* _YOUR INSTRUCTIONS_
Your task is to transcribe all of the records exactly and leave out the pictures.
━━━━
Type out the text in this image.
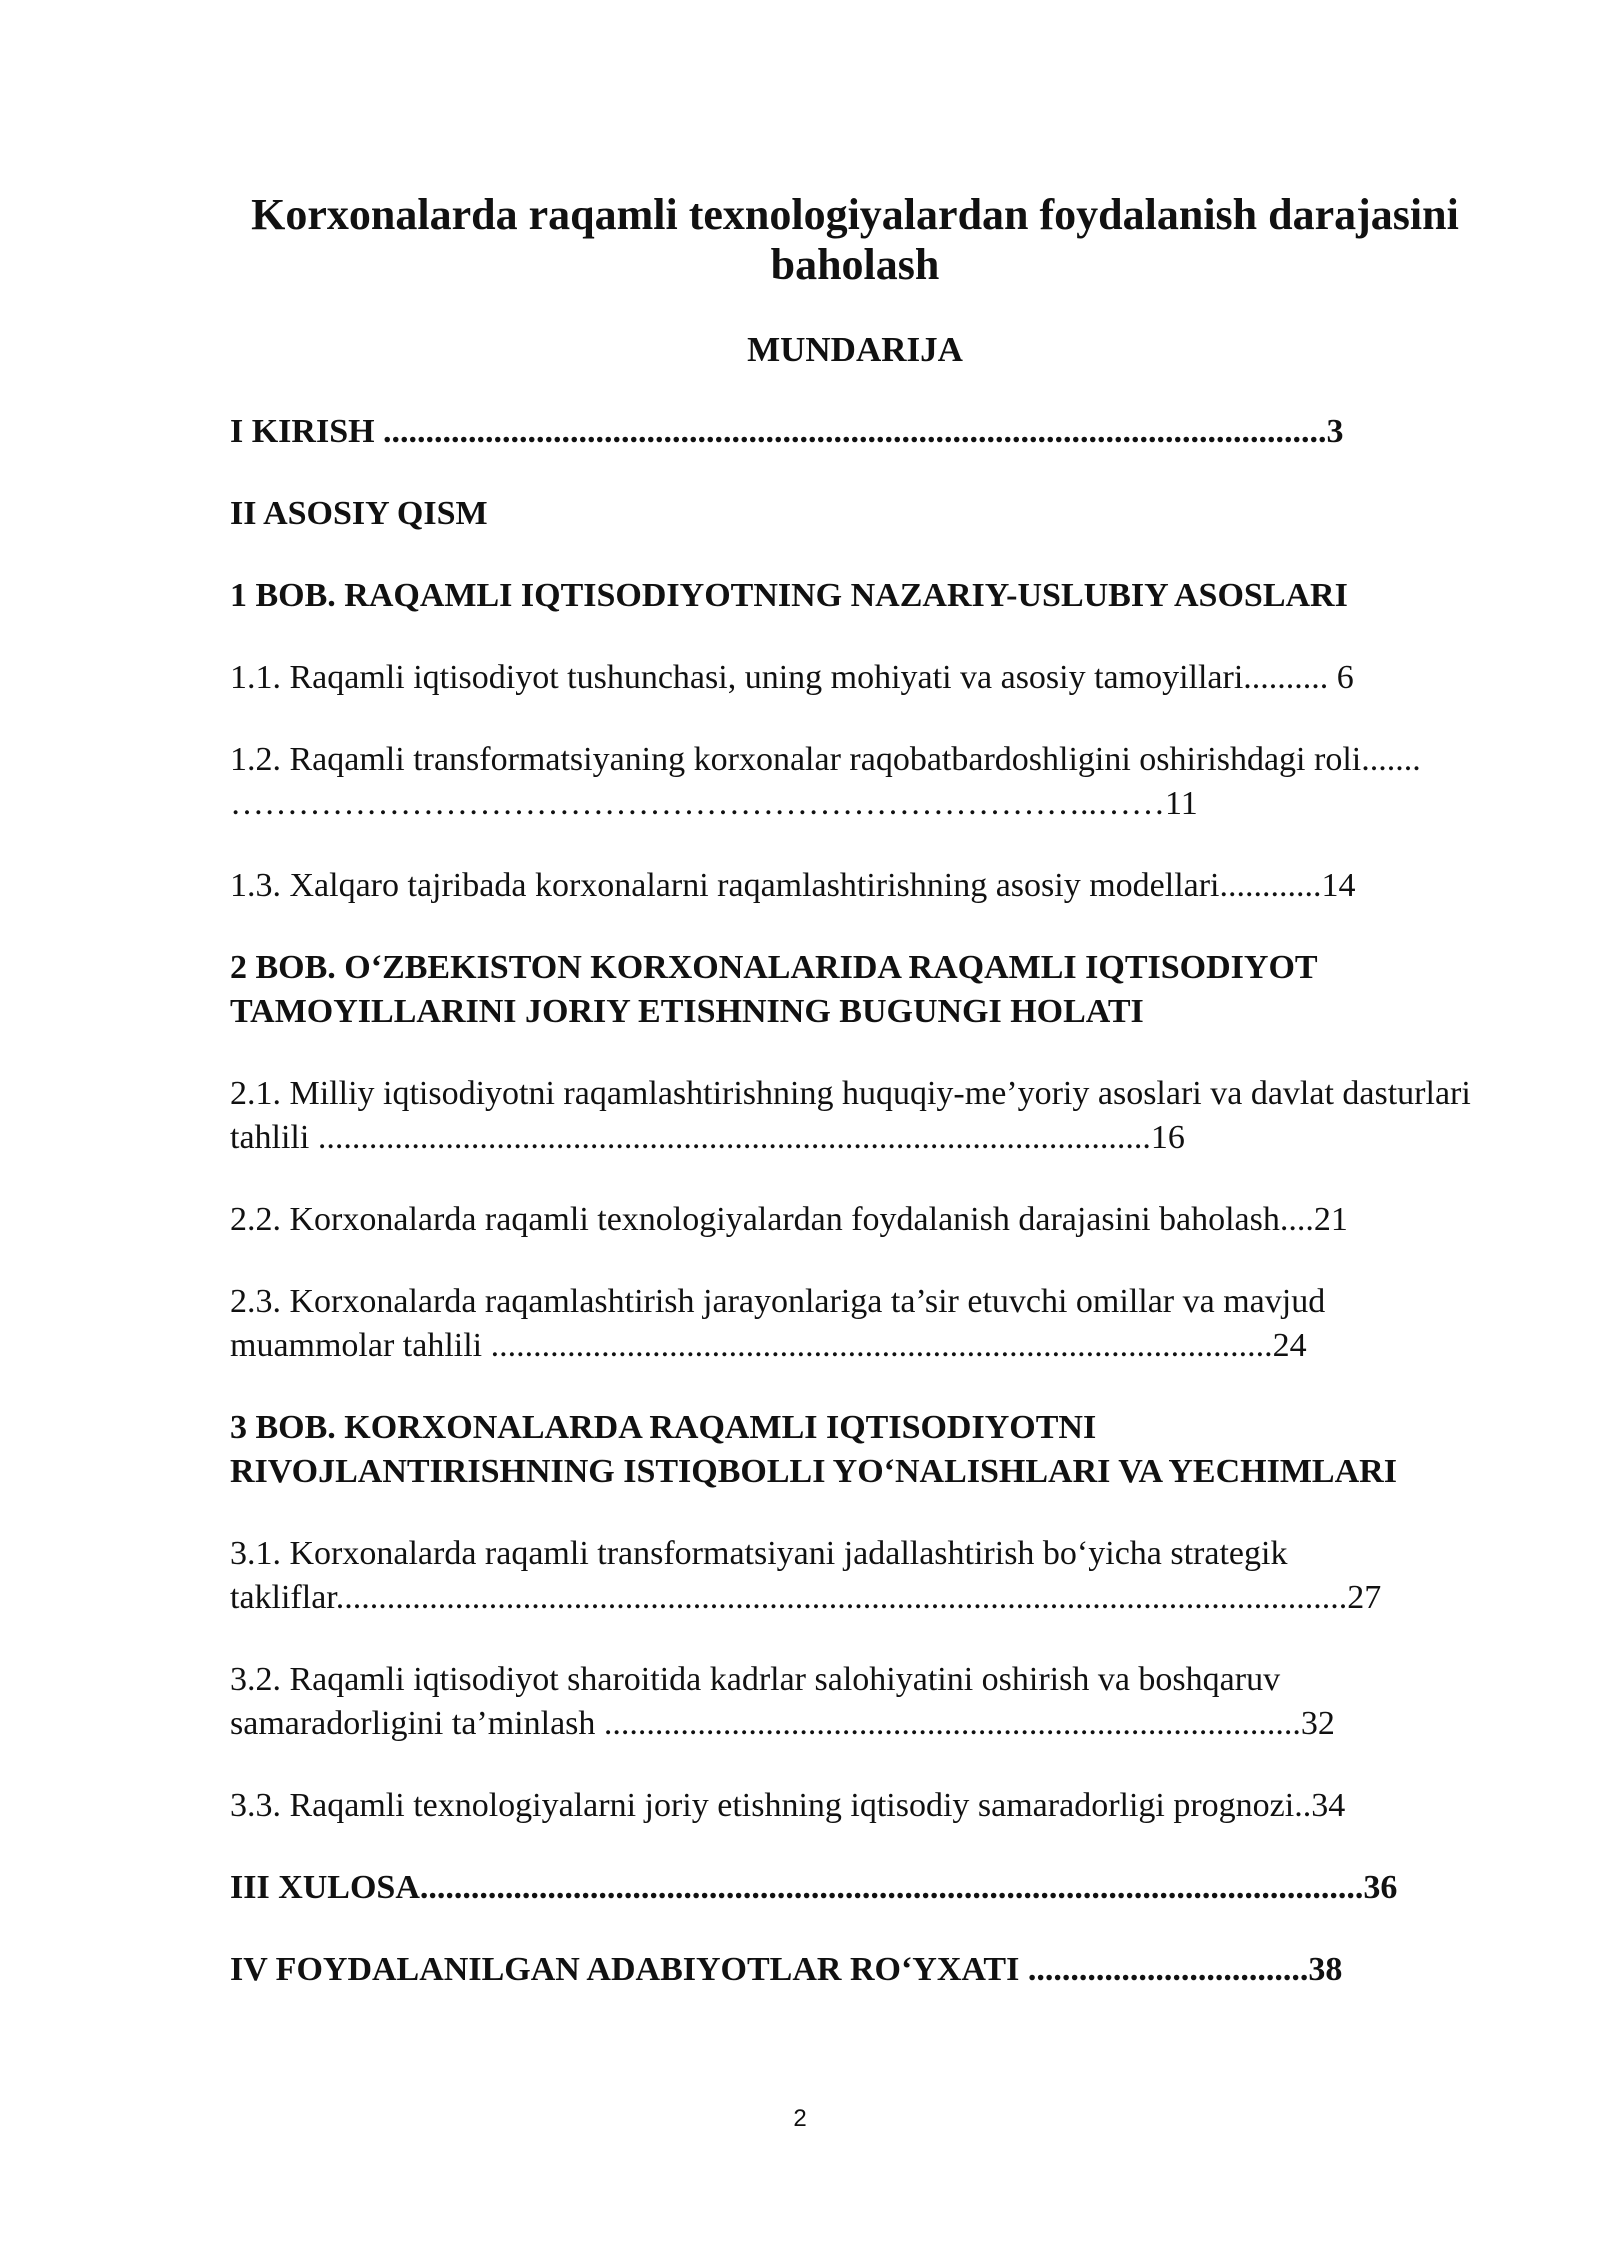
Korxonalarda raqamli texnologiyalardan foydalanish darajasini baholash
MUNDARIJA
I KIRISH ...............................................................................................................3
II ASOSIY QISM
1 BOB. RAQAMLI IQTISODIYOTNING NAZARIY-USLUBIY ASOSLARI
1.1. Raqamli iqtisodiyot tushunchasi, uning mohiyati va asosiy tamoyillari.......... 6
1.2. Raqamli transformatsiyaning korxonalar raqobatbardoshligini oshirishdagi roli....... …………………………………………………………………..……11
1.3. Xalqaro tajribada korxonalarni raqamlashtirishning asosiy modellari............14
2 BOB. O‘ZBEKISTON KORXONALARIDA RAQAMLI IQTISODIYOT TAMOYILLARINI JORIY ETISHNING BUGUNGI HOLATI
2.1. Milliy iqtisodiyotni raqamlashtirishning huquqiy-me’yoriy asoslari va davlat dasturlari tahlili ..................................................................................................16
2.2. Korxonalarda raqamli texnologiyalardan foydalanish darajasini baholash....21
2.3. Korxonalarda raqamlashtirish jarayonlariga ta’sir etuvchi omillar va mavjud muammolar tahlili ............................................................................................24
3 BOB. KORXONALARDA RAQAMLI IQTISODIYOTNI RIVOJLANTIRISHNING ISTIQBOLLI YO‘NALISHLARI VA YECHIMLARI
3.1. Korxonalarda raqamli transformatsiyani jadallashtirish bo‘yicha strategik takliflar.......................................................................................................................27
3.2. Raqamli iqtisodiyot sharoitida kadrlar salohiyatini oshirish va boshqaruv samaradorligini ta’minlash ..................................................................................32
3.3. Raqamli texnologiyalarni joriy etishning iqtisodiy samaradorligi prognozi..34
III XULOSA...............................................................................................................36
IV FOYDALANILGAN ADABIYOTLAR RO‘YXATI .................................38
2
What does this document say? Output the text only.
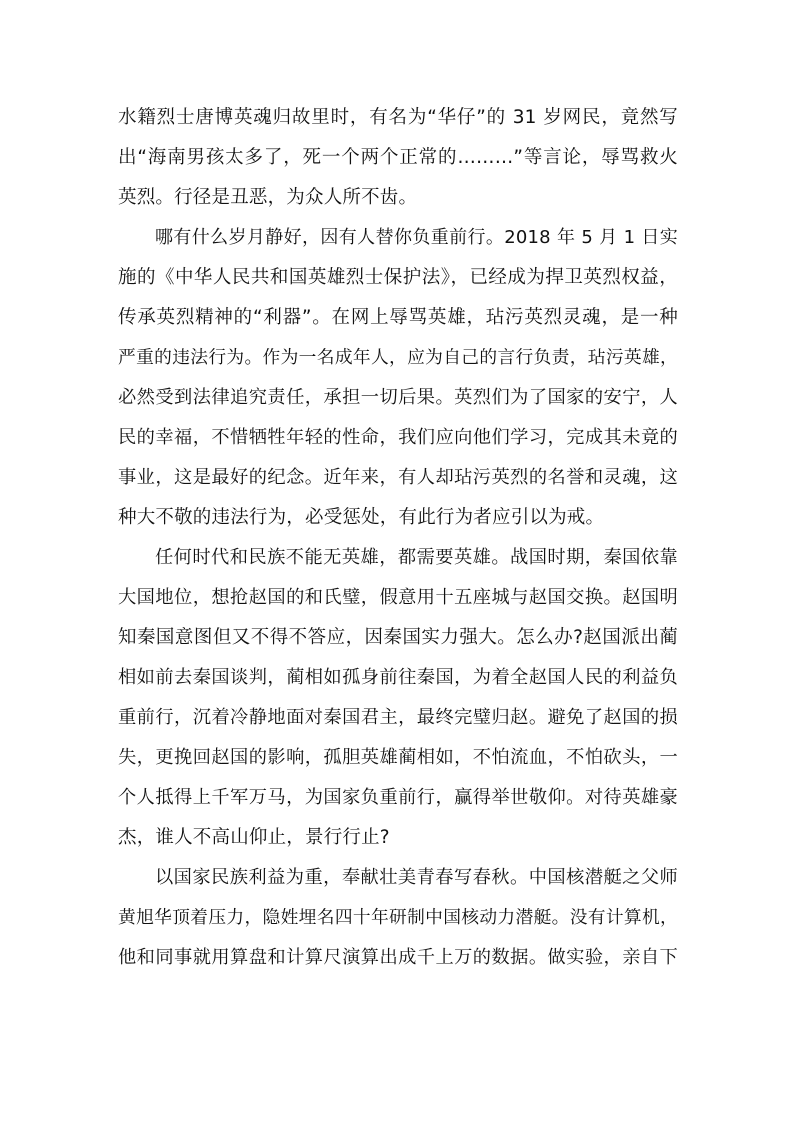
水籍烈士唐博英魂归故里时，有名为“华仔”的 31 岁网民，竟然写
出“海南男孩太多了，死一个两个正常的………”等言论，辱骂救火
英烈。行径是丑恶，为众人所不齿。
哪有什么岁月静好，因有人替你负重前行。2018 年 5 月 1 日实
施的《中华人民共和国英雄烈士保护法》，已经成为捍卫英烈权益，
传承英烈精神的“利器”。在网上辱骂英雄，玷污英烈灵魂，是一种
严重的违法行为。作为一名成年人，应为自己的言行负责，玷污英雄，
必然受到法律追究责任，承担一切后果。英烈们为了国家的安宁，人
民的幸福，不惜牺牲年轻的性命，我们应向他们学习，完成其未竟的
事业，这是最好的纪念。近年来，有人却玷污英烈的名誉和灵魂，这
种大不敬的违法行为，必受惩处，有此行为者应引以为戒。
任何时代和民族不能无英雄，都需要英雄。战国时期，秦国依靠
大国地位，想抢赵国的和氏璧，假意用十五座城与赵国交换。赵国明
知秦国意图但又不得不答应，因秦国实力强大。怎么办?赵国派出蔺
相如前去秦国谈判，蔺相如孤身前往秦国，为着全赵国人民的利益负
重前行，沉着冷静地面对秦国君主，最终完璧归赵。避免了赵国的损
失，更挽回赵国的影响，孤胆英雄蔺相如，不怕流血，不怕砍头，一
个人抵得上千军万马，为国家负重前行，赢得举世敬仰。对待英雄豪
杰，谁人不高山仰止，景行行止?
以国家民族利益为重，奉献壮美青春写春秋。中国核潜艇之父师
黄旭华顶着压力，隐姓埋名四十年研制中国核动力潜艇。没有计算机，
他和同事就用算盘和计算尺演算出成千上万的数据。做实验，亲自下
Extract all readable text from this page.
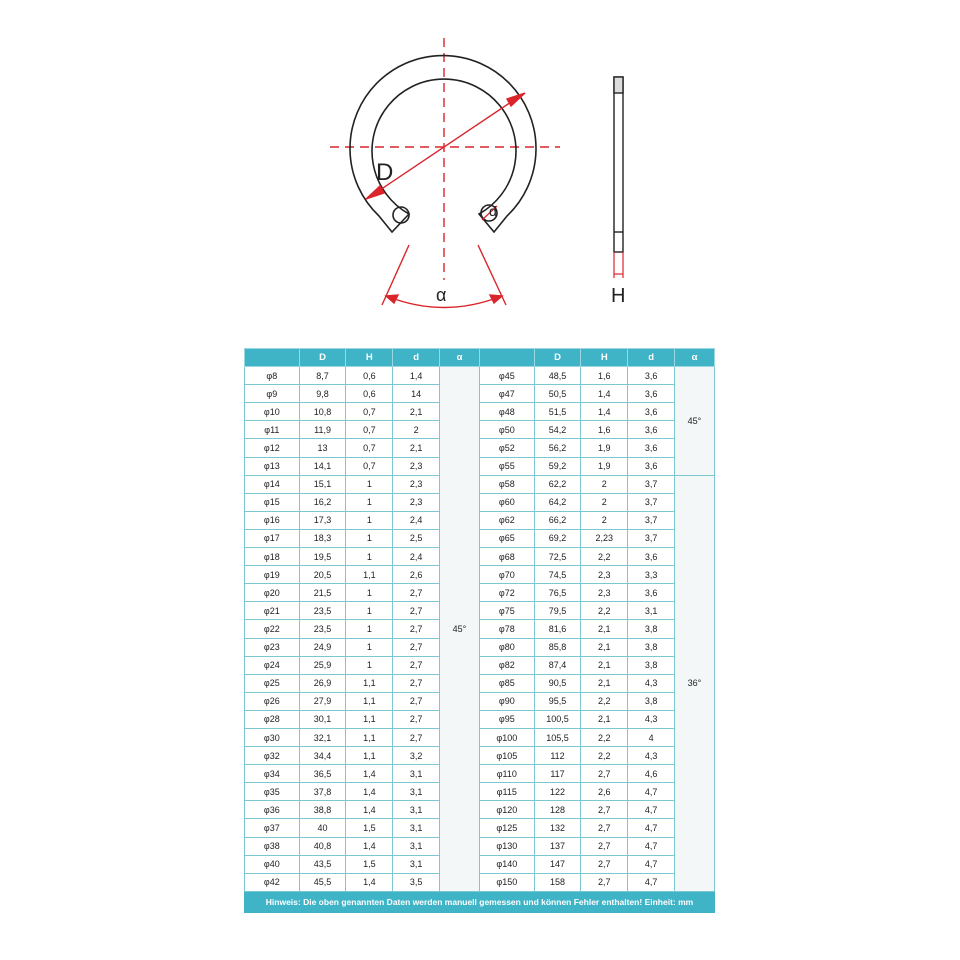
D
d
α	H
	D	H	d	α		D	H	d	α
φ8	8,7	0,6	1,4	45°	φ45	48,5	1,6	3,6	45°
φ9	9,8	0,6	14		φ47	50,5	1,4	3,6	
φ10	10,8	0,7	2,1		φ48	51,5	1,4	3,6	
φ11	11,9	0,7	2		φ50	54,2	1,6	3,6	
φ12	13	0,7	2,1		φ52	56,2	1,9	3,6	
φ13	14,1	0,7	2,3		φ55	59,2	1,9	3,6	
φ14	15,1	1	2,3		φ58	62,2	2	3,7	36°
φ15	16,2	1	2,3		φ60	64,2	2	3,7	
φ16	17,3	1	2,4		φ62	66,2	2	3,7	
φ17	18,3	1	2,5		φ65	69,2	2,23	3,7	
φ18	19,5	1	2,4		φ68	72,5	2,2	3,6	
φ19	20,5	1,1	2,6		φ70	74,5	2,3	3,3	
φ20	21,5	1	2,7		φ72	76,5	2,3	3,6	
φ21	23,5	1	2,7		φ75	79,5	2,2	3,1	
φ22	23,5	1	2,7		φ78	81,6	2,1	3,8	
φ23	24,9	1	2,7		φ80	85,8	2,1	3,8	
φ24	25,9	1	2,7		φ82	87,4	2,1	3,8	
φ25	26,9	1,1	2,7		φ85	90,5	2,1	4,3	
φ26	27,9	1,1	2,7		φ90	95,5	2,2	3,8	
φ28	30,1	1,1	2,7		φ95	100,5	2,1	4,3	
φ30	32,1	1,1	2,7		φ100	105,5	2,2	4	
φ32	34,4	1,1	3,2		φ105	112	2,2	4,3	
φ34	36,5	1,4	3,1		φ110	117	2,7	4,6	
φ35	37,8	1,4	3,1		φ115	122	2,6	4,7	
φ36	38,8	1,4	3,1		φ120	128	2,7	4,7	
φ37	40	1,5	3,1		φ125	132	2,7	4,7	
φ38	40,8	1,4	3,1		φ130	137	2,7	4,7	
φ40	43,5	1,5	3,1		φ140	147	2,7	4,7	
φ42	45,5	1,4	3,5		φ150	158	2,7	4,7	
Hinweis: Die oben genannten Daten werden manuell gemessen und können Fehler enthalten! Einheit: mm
━━━━
* _EXERCISE SOLUTION_
Type out the text in this image.
Korxonalarda raqamli texnologiyalardan foydalanish darajasini baholash
MUNDARIJA
I KIRISH ...............................................................................................................3
II ASOSIY QISM
1 BOB. RAQAMLI IQTISODIYOTNING NAZARIY-USLUBIY ASOSLARI
1.1. Raqamli iqtisodiyot tushunchasi, uning mohiyati va asosiy tamoyillari.......... 6
1.2. Raqamli transformatsiyaning korxonalar raqobatbardoshligini oshirishdagi roli....... …………………………………………………………………..……11
1.3. Xalqaro tajribada korxonalarni raqamlashtirishning asosiy modellari............14
2 BOB. O‘ZBEKISTON KORXONALARIDA RAQAMLI IQTISODIYOT TAMOYILLARINI JORIY ETISHNING BUGUNGI HOLATI
2.1. Milliy iqtisodiyotni raqamlashtirishning huquqiy-me’yoriy asoslari va davlat dasturlari tahlili ..................................................................................................16
2.2. Korxonalarda raqamli texnologiyalardan foydalanish darajasini baholash....21
2.3. Korxonalarda raqamlashtirish jarayonlariga ta’sir etuvchi omillar va mavjud muammolar tahlili ............................................................................................24
3 BOB. KORXONALARDA RAQAMLI IQTISODIYOTNI RIVOJLANTIRISHNING ISTIQBOLLI YO‘NALISHLARI VA YECHIMLARI
3.1. Korxonalarda raqamli transformatsiyani jadallashtirish bo‘yicha strategik takliflar.......................................................................................................................27
3.2. Raqamli iqtisodiyot sharoitida kadrlar salohiyatini oshirish va boshqaruv samaradorligini ta’minlash ..................................................................................32
3.3. Raqamli texnologiyalarni joriy etishning iqtisodiy samaradorligi prognozi..34
III XULOSA...............................................................................................................36
IV FOYDALANILGAN ADABIYOTLAR RO‘YXATI .................................38
2
What does this document say? Output the text only.
水籍烈士唐博英魂归故里时，有名为“华仔”的 31 岁网民，竟然写
出“海南男孩太多了，死一个两个正常的………”等言论，辱骂救火
英烈。行径是丑恶，为众人所不齿。
哪有什么岁月静好，因有人替你负重前行。2018 年 5 月 1 日实
施的《中华人民共和国英雄烈士保护法》，已经成为捍卫英烈权益，
传承英烈精神的“利器”。在网上辱骂英雄，玷污英烈灵魂，是一种
严重的违法行为。作为一名成年人，应为自己的言行负责，玷污英雄，
必然受到法律追究责任，承担一切后果。英烈们为了国家的安宁，人
民的幸福，不惜牺牲年轻的性命，我们应向他们学习，完成其未竟的
事业，这是最好的纪念。近年来，有人却玷污英烈的名誉和灵魂，这
种大不敬的违法行为，必受惩处，有此行为者应引以为戒。
任何时代和民族不能无英雄，都需要英雄。战国时期，秦国依靠
大国地位，想抢赵国的和氏璧，假意用十五座城与赵国交换。赵国明
知秦国意图但又不得不答应，因秦国实力强大。怎么办?赵国派出蔺
相如前去秦国谈判，蔺相如孤身前往秦国，为着全赵国人民的利益负
重前行，沉着冷静地面对秦国君主，最终完璧归赵。避免了赵国的损
失，更挽回赵国的影响，孤胆英雄蔺相如，不怕流血，不怕砍头，一
个人抵得上千军万马，为国家负重前行，赢得举世敬仰。对待英雄豪
杰，谁人不高山仰止，景行行止?
以国家民族利益为重，奉献壮美青春写春秋。中国核潜艇之父师
黄旭华顶着压力，隐姓埋名四十年研制中国核动力潜艇。没有计算机，
他和同事就用算盘和计算尺演算出成千上万的数据。做实验，亲自下
Extract all readable text from this page.
D
d
α	H
	D	H	d	α		D	H	d	α
φ8	8,7	0,6	1,4	45°	φ45	48,5	1,6	3,6	45°
φ9	9,8	0,6	14		φ47	50,5	1,4	3,6	
φ10	10,8	0,7	2,1		φ48	51,5	1,4	3,6	
φ11	11,9	0,7	2		φ50	54,2	1,6	3,6	
φ12	13	0,7	2,1		φ52	56,2	1,9	3,6	
φ13	14,1	0,7	2,3		φ55	59,2	1,9	3,6	
φ14	15,1	1	2,3		φ58	62,2	2	3,7	36°
φ15	16,2	1	2,3		φ60	64,2	2	3,7	
φ16	17,3	1	2,4		φ62	66,2	2	3,7	
φ17	18,3	1	2,5		φ65	69,2	2,23	3,7	
φ18	19,5	1	2,4		φ68	72,5	2,2	3,6	
φ19	20,5	1,1	2,6		φ70	74,5	2,3	3,3	
φ20	21,5	1	2,7		φ72	76,5	2,3	3,6	
φ21	23,5	1	2,7		φ75	79,5	2,2	3,1	
φ22	23,5	1	2,7		φ78	81,6	2,1	3,8	
φ23	24,9	1	2,7		φ80	85,8	2,1	3,8	
φ24	25,9	1	2,7		φ82	87,4	2,1	3,8	
φ25	26,9	1,1	2,7		φ85	90,5	2,1	4,3	
φ26	27,9	1,1	2,7		φ90	95,5	2,2	3,8	
φ28	30,1	1,1	2,7		φ95	100,5	2,1	4,3	
φ30	32,1	1,1	2,7		φ100	105,5	2,2	4	
φ32	34,4	1,1	3,2		φ105	112	2,2	4,3	
φ34	36,5	1,4	3,1		φ110	117	2,7	4,6	
φ35	37,8	1,4	3,1		φ115	122	2,6	4,7	
φ36	38,8	1,4	3,1		φ120	128	2,7	4,7	
φ37	40	1,5	3,1		φ125	132	2,7	4,7	
φ38	40,8	1,4	3,1		φ130	137	2,7	4,7	
φ40	43,5	1,5	3,1		φ140	147	2,7	4,7	
φ42	45,5	1,4	3,5		φ150	158	2,7	4,7	
Hinweis: Die oben genannten Daten werden manuell gemessen und können Fehler enthalten! Einheit: mm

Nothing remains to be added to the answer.